*Material provided:*

★ ★ ★ ★

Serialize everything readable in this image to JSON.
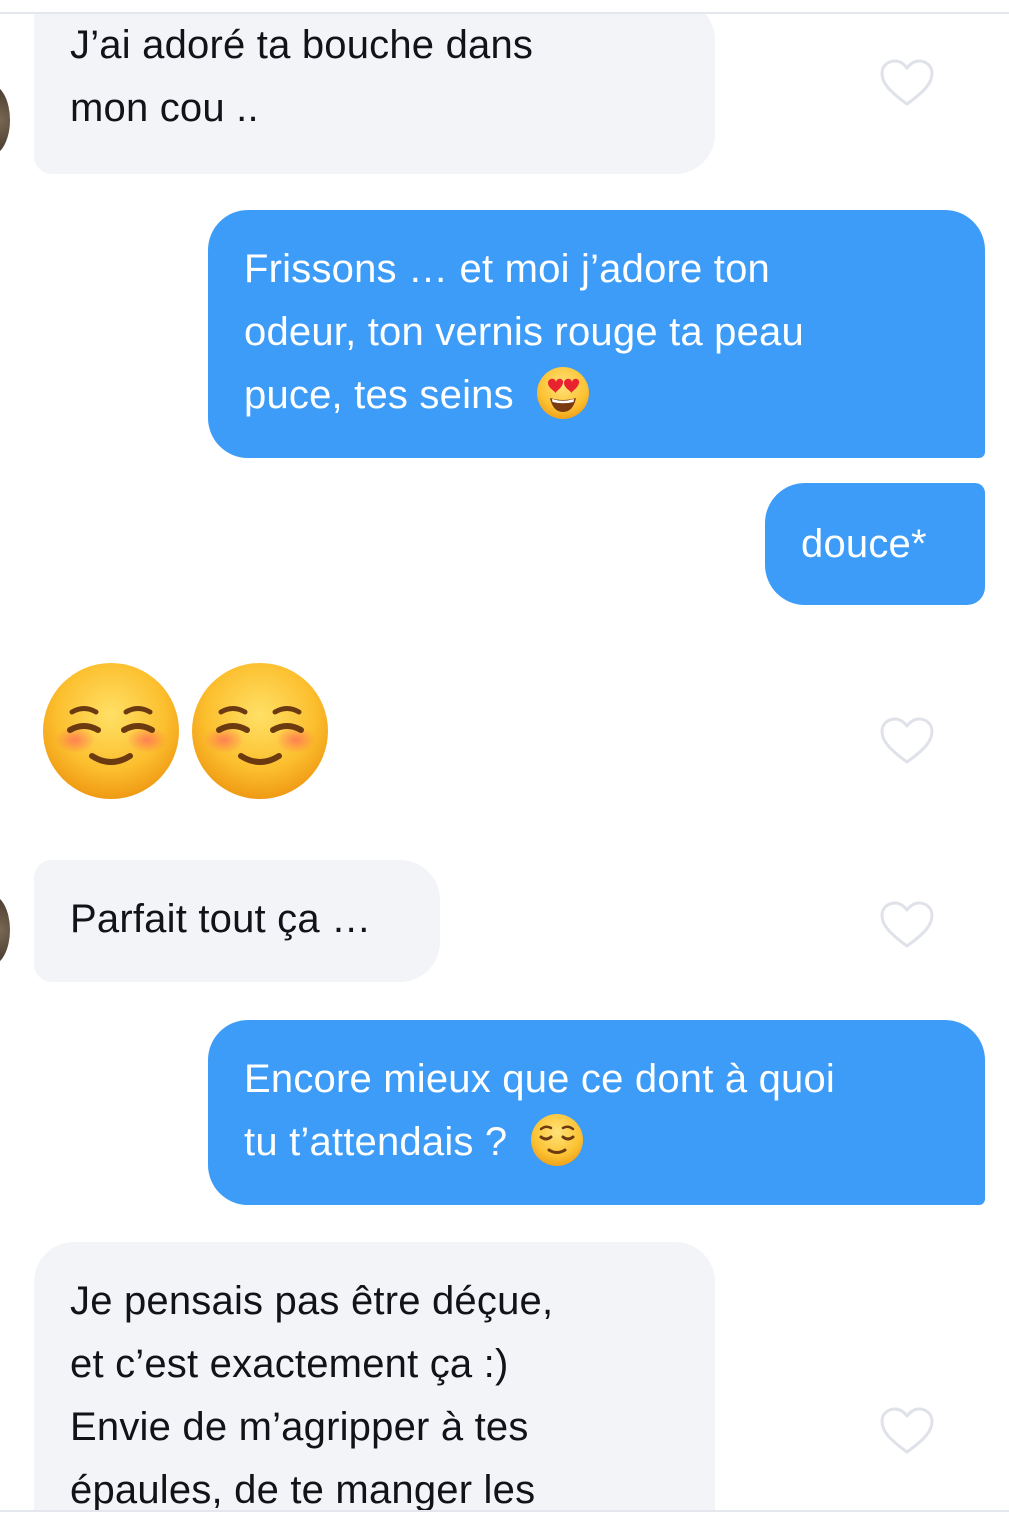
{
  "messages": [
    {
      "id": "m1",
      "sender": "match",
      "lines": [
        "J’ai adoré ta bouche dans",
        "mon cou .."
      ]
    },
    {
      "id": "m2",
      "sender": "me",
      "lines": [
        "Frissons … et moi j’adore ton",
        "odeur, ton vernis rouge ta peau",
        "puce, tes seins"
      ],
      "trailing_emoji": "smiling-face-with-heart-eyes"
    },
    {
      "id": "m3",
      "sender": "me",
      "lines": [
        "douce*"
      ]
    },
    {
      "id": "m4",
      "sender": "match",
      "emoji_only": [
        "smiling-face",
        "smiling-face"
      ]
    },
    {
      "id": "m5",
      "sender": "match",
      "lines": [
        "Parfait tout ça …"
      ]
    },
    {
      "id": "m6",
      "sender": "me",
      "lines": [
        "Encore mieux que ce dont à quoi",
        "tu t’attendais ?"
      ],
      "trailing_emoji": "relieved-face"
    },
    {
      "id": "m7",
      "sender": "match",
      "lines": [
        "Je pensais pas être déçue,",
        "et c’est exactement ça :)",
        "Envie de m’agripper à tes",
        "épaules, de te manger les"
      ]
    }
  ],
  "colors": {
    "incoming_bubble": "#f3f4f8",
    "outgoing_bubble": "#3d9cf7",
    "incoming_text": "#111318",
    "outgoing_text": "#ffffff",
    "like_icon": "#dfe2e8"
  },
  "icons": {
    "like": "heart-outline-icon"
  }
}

★ ★ ★ ★

*Task brief:* Set down the complete material exactly, but do not include the images.

*Right answer:*
Serialize everything readable in this image to JSON.
{
  "messages": [
    {
      "id": "m1",
      "sender": "match",
      "lines": [
        "J’ai adoré ta bouche dans",
        "mon cou .."
      ]
    },
    {
      "id": "m2",
      "sender": "me",
      "lines": [
        "Frissons … et moi j’adore ton",
        "odeur, ton vernis rouge ta peau",
        "puce, tes seins"
      ],
      "trailing_emoji": "smiling-face-with-heart-eyes"
    },
    {
      "id": "m3",
      "sender": "me",
      "lines": [
        "douce*"
      ]
    },
    {
      "id": "m4",
      "sender": "match",
      "emoji_only": [
        "smiling-face",
        "smiling-face"
      ]
    },
    {
      "id": "m5",
      "sender": "match",
      "lines": [
        "Parfait tout ça …"
      ]
    },
    {
      "id": "m6",
      "sender": "me",
      "lines": [
        "Encore mieux que ce dont à quoi",
        "tu t’attendais ?"
      ],
      "trailing_emoji": "relieved-face"
    },
    {
      "id": "m7",
      "sender": "match",
      "lines": [
        "Je pensais pas être déçue,",
        "et c’est exactement ça :)",
        "Envie de m’agripper à tes",
        "épaules, de te manger les"
      ]
    }
  ],
  "colors": {
    "incoming_bubble": "#f3f4f8",
    "outgoing_bubble": "#3d9cf7",
    "incoming_text": "#111318",
    "outgoing_text": "#ffffff",
    "like_icon": "#dfe2e8"
  },
  "icons": {
    "like": "heart-outline-icon"
  }
}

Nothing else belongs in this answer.